Había nacido con el nombre de Roberto Darwin Barrientos Cóppola, y fue esa tradición tan uruguaya de poner apellidos anglosajones como nombres (Washington, Wilson, Nelson, Franklin, Darwin) la que, levemente alterada, se transformó en su nombre artístico. Su familia era de origen humilde y fue golpeada por la temprana muerte de la madre de Roberto cuando él era todavía un bebé. Su padre era un fabricante de calzado y un aficionado a la música que no solamente le regaló un tambor a los 4 años, sino que lo alentó a estudiar guitarra y solfeo. «Los estudios le dieron una base técnica importante, pero la música que le fascinaba era la popular: era fan de los brasileños (Demônios da Garoa, Lupicínio Rodrigues) y la música cubana. Es decir, le llamaba la atención la música latinoamericana con una notoria raíz africana. De lo rioplatense le gustaba la milonga, quizá por reconocer en ella los probables antecedentes afro (en sus palabras: la milonga “estremecía mi corazón infantil”)», señalaba Guilherme en aquella nota que rememoraba sus charlas con Darvin en El Pinar, donde había descubierto que ambos vivían (véase «Si no lo conoce, se lo mostraré», Brecha, 23-V-19).
Estos gustos musicales derivarían en un estilo tan característico como difícil de asir, que mezcla los ritmos del Río de la Plata –candombe, milonga– con los del Caribe –rumbitas, sones, boleros–. Si se ha dicho incontables veces que Montevideo es La Habana menos el swing y la sabrosura, uno bien puede imaginar una novela de ciencia ficción en la que el malecón fuera una continuación de la rambla al que una curiosa deriva tectónica lo hubiera llevado al Caribe dejando a Roberto varado en la calle Yacaré de la Ciudad Vieja y que, al igual que le sucedió al barco en la azotea, un día el mar lo haya venido a buscar (lo que, dicho sea de paso, nos daría un marco para justificar que sus primeras composiciones hayan sido sobre textos del poeta cubano Nicolás Guillén).

** Datos mostrados **

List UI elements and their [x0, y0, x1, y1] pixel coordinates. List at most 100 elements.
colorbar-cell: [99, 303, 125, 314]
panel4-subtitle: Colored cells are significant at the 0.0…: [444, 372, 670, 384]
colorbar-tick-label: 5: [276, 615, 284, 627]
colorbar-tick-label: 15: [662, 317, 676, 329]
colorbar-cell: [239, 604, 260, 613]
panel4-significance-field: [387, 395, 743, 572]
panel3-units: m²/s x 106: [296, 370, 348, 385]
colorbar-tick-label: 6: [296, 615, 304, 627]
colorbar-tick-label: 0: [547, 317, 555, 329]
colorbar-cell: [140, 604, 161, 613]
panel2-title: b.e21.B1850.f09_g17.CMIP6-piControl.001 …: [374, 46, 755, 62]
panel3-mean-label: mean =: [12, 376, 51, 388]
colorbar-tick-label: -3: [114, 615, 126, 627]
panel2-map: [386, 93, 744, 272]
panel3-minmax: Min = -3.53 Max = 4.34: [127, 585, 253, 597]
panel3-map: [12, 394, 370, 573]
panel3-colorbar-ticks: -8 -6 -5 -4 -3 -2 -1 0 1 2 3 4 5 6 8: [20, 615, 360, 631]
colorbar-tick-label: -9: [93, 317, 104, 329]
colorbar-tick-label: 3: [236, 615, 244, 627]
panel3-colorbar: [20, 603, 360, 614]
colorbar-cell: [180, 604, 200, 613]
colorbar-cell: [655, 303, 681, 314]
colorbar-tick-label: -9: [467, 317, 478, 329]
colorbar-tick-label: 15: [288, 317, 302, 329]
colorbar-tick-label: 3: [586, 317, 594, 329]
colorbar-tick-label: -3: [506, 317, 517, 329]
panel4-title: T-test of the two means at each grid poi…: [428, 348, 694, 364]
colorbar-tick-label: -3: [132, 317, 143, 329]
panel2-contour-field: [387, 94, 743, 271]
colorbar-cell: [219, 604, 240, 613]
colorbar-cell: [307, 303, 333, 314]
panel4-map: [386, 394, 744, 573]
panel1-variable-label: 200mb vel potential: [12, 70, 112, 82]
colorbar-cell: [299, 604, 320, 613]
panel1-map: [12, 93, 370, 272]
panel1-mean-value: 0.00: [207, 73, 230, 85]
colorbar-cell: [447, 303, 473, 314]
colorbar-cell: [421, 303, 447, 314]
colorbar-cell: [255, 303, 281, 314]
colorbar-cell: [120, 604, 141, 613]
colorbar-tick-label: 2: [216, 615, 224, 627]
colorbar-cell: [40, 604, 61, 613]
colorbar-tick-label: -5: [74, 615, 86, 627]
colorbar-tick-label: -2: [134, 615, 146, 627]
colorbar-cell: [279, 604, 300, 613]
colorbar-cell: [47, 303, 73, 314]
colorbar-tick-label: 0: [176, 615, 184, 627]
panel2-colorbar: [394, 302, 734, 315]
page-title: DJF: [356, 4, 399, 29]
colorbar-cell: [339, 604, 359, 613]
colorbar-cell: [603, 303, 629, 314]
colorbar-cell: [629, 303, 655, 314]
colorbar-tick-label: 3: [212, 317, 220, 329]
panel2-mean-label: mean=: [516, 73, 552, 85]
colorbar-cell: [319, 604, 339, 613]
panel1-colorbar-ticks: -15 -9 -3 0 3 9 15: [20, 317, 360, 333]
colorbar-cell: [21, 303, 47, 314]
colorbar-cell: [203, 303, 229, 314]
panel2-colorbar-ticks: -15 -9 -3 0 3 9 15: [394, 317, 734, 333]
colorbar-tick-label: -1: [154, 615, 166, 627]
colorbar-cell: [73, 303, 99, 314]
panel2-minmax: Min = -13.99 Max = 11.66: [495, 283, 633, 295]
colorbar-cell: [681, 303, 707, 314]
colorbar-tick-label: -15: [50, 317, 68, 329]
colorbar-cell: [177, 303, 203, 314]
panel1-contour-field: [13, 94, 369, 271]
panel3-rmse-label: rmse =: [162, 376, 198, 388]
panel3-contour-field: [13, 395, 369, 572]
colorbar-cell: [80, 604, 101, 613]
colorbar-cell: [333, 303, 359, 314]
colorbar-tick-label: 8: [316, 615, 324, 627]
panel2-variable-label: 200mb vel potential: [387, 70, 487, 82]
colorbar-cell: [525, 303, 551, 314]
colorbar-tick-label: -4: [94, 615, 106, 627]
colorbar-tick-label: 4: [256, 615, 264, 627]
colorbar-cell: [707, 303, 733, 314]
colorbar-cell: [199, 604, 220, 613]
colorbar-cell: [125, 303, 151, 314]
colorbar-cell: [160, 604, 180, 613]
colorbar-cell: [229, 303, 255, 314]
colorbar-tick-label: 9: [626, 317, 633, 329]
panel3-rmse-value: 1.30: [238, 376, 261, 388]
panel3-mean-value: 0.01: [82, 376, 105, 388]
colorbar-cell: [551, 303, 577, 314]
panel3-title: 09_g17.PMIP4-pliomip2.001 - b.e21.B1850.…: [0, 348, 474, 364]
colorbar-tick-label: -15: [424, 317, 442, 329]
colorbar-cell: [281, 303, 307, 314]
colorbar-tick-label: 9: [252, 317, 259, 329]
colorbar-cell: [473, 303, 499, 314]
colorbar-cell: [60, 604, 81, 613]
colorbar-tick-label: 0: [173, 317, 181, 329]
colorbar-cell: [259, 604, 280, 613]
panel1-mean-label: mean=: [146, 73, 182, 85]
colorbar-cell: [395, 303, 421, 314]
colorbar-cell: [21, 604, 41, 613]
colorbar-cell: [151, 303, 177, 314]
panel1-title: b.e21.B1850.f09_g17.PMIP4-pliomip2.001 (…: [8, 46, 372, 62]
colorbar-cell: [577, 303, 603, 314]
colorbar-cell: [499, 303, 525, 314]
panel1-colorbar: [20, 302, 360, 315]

** Preguntas **
[a] Responda, según el fragmento original, cada pregunta en su propia línea:
(i) ¿A qué se dedicaba el padre de Roberto?
(ii) ¿Qué le regaló su padre a los 4 años?
(iii) ¿Sobre textos de qué poeta fueron sus primeras composiciones?
[b] Indique si cada afirmación concuerda con el fragmento original. Conteste sí o no y cite las palabras del fragmento que lo deciden.
(i) La madre de Roberto murió cuando él era todavía un bebé.
(ii) La música que más fascinaba a Roberto era la académica.
(iii) Guilherme y Darvin vivían en El Pinar.
[c] Transcriba el pasaje del fragmento original que comienza en las palabras «Estos gustos musicales» y termina después de «cubano Nicolás Guillén).».

** Respuestas dadas **
[a]
(i) Era fabricante de calzado.
(ii) Un tambor.
(iii) Del poeta cubano Nicolás Guillén.

[b]
(i) Sí: «la temprana muerte de la madre de Roberto cuando él era todavía un bebé».
(ii) No: «la música que le fascinaba era la popular».
(iii) Sí: «El Pinar, donde había descubierto que ambos vivían».

[c]
Estos gustos musicales derivarían en un estilo tan característico como difícil de asir, que mezcla los ritmos del Río de la Plata –candombe, milonga– con los del Caribe –rumbitas, sones, boleros–. Si se ha dicho incontables veces que Montevideo es La Habana menos el swing y la sabrosura, uno bien puede imaginar una novela de ciencia ficción en la que el malecón fuera una continuación de la rambla al que una curiosa deriva tectónica lo hubiera llevado al Caribe dejando a Roberto varado en la calle Yacaré de la Ciudad Vieja y que, al igual que le sucedió al barco en la azotea, un día el mar lo haya venido a buscar (lo que, dicho sea de paso, nos daría un marco para justificar que sus primeras composiciones hayan sido sobre textos del poeta cubano Nicolás Guillén).